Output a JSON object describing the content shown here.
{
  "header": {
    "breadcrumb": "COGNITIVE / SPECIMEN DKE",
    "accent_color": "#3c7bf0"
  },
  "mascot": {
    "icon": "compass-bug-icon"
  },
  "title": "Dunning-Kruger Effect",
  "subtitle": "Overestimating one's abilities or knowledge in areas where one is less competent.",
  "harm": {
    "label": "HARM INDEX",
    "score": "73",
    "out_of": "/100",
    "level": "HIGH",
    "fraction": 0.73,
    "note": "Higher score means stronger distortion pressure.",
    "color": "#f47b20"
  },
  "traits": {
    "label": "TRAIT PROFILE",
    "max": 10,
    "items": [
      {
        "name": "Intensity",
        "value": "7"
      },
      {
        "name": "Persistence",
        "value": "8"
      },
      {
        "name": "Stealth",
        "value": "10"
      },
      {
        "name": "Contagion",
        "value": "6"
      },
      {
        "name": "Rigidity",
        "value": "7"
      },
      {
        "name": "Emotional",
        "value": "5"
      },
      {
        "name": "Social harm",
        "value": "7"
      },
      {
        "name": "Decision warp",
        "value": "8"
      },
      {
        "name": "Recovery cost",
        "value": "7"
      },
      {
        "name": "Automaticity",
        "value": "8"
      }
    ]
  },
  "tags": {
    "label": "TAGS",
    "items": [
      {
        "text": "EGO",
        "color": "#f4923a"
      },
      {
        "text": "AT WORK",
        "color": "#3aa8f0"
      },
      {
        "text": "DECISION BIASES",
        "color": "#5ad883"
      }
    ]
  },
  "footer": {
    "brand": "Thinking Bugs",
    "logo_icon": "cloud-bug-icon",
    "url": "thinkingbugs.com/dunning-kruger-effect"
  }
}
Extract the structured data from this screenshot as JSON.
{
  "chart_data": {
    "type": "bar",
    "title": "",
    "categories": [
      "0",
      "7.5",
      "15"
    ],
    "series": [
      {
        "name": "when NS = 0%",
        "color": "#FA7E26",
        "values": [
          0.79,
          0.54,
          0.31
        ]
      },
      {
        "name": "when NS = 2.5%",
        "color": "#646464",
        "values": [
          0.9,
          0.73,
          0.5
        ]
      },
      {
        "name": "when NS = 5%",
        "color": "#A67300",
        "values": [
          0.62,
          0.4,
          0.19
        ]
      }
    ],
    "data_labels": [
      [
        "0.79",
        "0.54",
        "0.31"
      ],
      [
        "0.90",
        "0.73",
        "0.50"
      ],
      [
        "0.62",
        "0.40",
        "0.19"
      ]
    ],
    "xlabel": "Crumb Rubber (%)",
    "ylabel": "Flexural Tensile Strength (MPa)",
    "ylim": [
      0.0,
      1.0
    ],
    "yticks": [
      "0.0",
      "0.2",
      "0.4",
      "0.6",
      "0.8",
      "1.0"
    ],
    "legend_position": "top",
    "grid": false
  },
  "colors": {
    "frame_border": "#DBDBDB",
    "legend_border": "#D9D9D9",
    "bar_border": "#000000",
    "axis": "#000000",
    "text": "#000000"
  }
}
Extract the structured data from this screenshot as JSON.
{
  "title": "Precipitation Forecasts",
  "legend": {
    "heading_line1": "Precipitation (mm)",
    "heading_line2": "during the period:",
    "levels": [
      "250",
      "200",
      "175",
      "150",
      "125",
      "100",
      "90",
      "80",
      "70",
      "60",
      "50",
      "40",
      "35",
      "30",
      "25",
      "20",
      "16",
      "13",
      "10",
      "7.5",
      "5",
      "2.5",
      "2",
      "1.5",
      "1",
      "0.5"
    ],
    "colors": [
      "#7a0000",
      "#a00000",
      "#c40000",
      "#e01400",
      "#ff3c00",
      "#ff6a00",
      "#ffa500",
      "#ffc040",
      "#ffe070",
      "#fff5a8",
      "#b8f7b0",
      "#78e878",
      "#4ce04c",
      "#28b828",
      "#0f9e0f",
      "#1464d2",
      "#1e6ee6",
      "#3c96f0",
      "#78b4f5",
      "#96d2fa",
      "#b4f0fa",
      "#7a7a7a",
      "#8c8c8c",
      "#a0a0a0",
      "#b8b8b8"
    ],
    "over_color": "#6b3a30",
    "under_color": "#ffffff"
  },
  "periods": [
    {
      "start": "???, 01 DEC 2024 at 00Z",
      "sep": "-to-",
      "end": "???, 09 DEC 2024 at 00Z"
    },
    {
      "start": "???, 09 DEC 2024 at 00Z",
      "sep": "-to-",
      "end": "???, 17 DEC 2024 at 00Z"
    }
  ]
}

### STATED EXERCISE
Restate the data above exactly, keeping each word as it stands.

### ANSWER IN FULL
Output a JSON object describing the content shown here.
{
  "header": {
    "breadcrumb": "COGNITIVE / SPECIMEN DKE",
    "accent_color": "#3c7bf0"
  },
  "mascot": {
    "icon": "compass-bug-icon"
  },
  "title": "Dunning-Kruger Effect",
  "subtitle": "Overestimating one's abilities or knowledge in areas where one is less competent.",
  "harm": {
    "label": "HARM INDEX",
    "score": "73",
    "out_of": "/100",
    "level": "HIGH",
    "fraction": 0.73,
    "note": "Higher score means stronger distortion pressure.",
    "color": "#f47b20"
  },
  "traits": {
    "label": "TRAIT PROFILE",
    "max": 10,
    "items": [
      {
        "name": "Intensity",
        "value": "7"
      },
      {
        "name": "Persistence",
        "value": "8"
      },
      {
        "name": "Stealth",
        "value": "10"
      },
      {
        "name": "Contagion",
        "value": "6"
      },
      {
        "name": "Rigidity",
        "value": "7"
      },
      {
        "name": "Emotional",
        "value": "5"
      },
      {
        "name": "Social harm",
        "value": "7"
      },
      {
        "name": "Decision warp",
        "value": "8"
      },
      {
        "name": "Recovery cost",
        "value": "7"
      },
      {
        "name": "Automaticity",
        "value": "8"
      }
    ]
  },
  "tags": {
    "label": "TAGS",
    "items": [
      {
        "text": "EGO",
        "color": "#f4923a"
      },
      {
        "text": "AT WORK",
        "color": "#3aa8f0"
      },
      {
        "text": "DECISION BIASES",
        "color": "#5ad883"
      }
    ]
  },
  "footer": {
    "brand": "Thinking Bugs",
    "logo_icon": "cloud-bug-icon",
    "url": "thinkingbugs.com/dunning-kruger-effect"
  }
}
Extract the structured data from this screenshot as JSON.
{
  "chart_data": {
    "type": "bar",
    "title": "",
    "categories": [
      "0",
      "7.5",
      "15"
    ],
    "series": [
      {
        "name": "when NS = 0%",
        "color": "#FA7E26",
        "values": [
          0.79,
          0.54,
          0.31
        ]
      },
      {
        "name": "when NS = 2.5%",
        "color": "#646464",
        "values": [
          0.9,
          0.73,
          0.5
        ]
      },
      {
        "name": "when NS = 5%",
        "color": "#A67300",
        "values": [
          0.62,
          0.4,
          0.19
        ]
      }
    ],
    "data_labels": [
      [
        "0.79",
        "0.54",
        "0.31"
      ],
      [
        "0.90",
        "0.73",
        "0.50"
      ],
      [
        "0.62",
        "0.40",
        "0.19"
      ]
    ],
    "xlabel": "Crumb Rubber (%)",
    "ylabel": "Flexural Tensile Strength (MPa)",
    "ylim": [
      0.0,
      1.0
    ],
    "yticks": [
      "0.0",
      "0.2",
      "0.4",
      "0.6",
      "0.8",
      "1.0"
    ],
    "legend_position": "top",
    "grid": false
  },
  "colors": {
    "frame_border": "#DBDBDB",
    "legend_border": "#D9D9D9",
    "bar_border": "#000000",
    "axis": "#000000",
    "text": "#000000"
  }
}
Extract the structured data from this screenshot as JSON.
{
  "title": "Precipitation Forecasts",
  "legend": {
    "heading_line1": "Precipitation (mm)",
    "heading_line2": "during the period:",
    "levels": [
      "250",
      "200",
      "175",
      "150",
      "125",
      "100",
      "90",
      "80",
      "70",
      "60",
      "50",
      "40",
      "35",
      "30",
      "25",
      "20",
      "16",
      "13",
      "10",
      "7.5",
      "5",
      "2.5",
      "2",
      "1.5",
      "1",
      "0.5"
    ],
    "colors": [
      "#7a0000",
      "#a00000",
      "#c40000",
      "#e01400",
      "#ff3c00",
      "#ff6a00",
      "#ffa500",
      "#ffc040",
      "#ffe070",
      "#fff5a8",
      "#b8f7b0",
      "#78e878",
      "#4ce04c",
      "#28b828",
      "#0f9e0f",
      "#1464d2",
      "#1e6ee6",
      "#3c96f0",
      "#78b4f5",
      "#96d2fa",
      "#b4f0fa",
      "#7a7a7a",
      "#8c8c8c",
      "#a0a0a0",
      "#b8b8b8"
    ],
    "over_color": "#6b3a30",
    "under_color": "#ffffff"
  },
  "periods": [
    {
      "start": "???, 01 DEC 2024 at 00Z",
      "sep": "-to-",
      "end": "???, 09 DEC 2024 at 00Z"
    },
    {
      "start": "???, 09 DEC 2024 at 00Z",
      "sep": "-to-",
      "end": "???, 17 DEC 2024 at 00Z"
    }
  ]
}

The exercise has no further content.